=== Stored records ===

★ ★ ★ ★

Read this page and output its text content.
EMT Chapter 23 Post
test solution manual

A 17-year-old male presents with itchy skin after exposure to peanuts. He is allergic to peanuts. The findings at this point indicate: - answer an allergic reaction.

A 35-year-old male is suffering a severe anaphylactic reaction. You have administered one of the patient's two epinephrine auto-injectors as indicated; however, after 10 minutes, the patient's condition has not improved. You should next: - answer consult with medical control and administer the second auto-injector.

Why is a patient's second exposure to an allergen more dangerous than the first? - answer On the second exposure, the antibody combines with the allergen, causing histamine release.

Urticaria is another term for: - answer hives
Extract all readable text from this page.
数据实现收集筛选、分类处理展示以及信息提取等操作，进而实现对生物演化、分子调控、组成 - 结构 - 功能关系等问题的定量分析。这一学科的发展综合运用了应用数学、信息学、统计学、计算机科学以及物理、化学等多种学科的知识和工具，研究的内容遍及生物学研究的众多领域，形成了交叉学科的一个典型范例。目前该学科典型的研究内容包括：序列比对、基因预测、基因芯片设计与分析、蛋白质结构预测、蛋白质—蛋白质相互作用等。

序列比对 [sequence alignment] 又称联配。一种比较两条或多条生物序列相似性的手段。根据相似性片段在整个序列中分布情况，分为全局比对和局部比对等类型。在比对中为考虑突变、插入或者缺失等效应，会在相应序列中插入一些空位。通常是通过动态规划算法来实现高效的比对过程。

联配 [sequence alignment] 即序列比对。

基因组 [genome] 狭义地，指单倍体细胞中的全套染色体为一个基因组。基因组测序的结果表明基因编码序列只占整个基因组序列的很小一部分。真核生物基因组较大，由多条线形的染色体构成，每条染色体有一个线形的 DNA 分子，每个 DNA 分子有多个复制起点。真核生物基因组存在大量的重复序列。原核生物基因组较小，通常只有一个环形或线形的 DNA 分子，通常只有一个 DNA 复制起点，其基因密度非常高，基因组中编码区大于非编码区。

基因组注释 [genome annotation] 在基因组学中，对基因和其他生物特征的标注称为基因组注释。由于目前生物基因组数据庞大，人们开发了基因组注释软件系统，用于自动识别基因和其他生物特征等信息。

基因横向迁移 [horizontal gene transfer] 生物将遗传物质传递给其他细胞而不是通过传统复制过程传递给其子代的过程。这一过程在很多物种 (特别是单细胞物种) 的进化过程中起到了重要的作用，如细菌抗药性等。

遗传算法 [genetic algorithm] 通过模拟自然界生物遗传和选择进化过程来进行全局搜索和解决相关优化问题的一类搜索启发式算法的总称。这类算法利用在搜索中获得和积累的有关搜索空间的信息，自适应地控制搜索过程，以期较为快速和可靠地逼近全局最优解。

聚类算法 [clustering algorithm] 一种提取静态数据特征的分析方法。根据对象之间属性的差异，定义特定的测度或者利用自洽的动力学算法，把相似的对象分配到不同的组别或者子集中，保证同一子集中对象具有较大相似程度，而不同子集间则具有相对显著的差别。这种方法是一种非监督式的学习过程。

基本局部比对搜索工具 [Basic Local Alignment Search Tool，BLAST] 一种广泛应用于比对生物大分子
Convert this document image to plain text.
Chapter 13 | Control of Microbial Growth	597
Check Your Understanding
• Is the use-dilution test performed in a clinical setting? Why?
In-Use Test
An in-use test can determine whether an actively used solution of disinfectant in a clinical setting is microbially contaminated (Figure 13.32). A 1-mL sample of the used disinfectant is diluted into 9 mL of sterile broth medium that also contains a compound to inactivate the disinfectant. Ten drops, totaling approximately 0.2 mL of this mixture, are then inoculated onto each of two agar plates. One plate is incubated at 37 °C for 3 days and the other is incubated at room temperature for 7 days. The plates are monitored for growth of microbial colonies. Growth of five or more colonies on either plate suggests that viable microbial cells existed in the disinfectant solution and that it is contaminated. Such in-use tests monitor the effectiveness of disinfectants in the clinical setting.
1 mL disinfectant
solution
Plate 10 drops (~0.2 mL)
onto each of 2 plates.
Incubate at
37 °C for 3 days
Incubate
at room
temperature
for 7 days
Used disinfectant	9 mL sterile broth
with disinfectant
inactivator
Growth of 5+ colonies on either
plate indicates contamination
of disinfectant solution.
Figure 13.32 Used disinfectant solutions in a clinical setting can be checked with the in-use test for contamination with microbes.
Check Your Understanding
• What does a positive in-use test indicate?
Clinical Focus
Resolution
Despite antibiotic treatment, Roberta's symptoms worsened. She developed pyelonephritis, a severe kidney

★ ★ ★ ★

Please write out, exactly as they appear, the lines from the line containing "Convert this document image to plain text." through the last line of the records above, both included.

=== Answer space ===
Convert this document image to plain text.
Chapter 13 | Control of Microbial Growth	597
Check Your Understanding
• Is the use-dilution test performed in a clinical setting? Why?
In-Use Test
An in-use test can determine whether an actively used solution of disinfectant in a clinical setting is microbially contaminated (Figure 13.32). A 1-mL sample of the used disinfectant is diluted into 9 mL of sterile broth medium that also contains a compound to inactivate the disinfectant. Ten drops, totaling approximately 0.2 mL of this mixture, are then inoculated onto each of two agar plates. One plate is incubated at 37 °C for 3 days and the other is incubated at room temperature for 7 days. The plates are monitored for growth of microbial colonies. Growth of five or more colonies on either plate suggests that viable microbial cells existed in the disinfectant solution and that it is contaminated. Such in-use tests monitor the effectiveness of disinfectants in the clinical setting.
1 mL disinfectant
solution
Plate 10 drops (~0.2 mL)
onto each of 2 plates.
Incubate at
37 °C for 3 days
Incubate
at room
temperature
for 7 days
Used disinfectant	9 mL sterile broth
with disinfectant
inactivator
Growth of 5+ colonies on either
plate indicates contamination
of disinfectant solution.
Figure 13.32 Used disinfectant solutions in a clinical setting can be checked with the in-use test for contamination with microbes.
Check Your Understanding
• What does a positive in-use test indicate?
Clinical Focus
Resolution
Despite antibiotic treatment, Roberta's symptoms worsened. She developed pyelonephritis, a severe kidney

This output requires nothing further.